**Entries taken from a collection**
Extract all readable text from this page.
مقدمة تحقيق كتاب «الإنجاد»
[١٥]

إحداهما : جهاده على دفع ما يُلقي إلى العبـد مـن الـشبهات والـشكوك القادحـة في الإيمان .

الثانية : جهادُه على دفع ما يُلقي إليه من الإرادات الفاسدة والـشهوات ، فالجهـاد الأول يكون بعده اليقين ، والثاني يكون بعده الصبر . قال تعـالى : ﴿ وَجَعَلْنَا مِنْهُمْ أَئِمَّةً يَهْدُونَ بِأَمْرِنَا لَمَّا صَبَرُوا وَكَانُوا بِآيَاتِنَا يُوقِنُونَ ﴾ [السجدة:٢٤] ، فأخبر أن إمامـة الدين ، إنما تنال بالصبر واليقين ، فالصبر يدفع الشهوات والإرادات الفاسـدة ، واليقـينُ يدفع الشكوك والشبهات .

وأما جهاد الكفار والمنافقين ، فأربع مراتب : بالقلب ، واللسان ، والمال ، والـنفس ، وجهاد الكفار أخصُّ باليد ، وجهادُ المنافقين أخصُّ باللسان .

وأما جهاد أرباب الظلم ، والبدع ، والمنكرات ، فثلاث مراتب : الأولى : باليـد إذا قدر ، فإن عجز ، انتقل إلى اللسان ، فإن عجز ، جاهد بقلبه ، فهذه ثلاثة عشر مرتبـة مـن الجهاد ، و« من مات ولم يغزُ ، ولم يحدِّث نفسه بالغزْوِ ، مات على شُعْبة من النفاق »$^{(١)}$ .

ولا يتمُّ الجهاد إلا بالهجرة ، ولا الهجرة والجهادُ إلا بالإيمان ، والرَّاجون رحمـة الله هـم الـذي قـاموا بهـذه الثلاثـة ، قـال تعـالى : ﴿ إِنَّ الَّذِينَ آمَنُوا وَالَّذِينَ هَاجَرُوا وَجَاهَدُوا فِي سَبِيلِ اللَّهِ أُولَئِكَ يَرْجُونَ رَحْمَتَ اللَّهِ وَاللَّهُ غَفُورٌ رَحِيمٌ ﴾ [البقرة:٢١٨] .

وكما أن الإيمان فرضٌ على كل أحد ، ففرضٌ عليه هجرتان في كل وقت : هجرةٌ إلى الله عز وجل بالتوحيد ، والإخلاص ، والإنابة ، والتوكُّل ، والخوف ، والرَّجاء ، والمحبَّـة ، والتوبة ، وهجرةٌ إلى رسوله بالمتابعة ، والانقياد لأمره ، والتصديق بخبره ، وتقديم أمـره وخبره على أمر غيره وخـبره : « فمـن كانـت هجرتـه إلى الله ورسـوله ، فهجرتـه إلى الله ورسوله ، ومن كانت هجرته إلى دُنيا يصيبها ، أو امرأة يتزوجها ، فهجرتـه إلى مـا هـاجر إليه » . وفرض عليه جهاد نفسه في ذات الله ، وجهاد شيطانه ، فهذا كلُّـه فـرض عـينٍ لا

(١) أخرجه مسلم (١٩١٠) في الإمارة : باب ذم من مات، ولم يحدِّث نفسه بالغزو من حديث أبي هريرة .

**Your task**
Search the data for "مراتب" and list every line in which it occurs.

**Output**
وأما جهاد الكفار والمنافقين ، فأربع مراتب : بالقلب ، واللسان ، والمال ، والـنفس ، وجهاد الكفار أخصُّ باليد ، وجهادُ المنافقين أخصُّ باللسان .
وأما جهاد أرباب الظلم ، والبدع ، والمنكرات ، فثلاث مراتب : الأولى : باليـد إذا قدر ، فإن عجز ، انتقل إلى اللسان ، فإن عجز ، جاهد بقلبه ، فهذه ثلاثة عشر مرتبـة مـن الجهاد ، و« من مات ولم يغزُ ، ولم يحدِّث نفسه بالغزْوِ ، مات على شُعْبة من النفاق »$^{(١)}$ .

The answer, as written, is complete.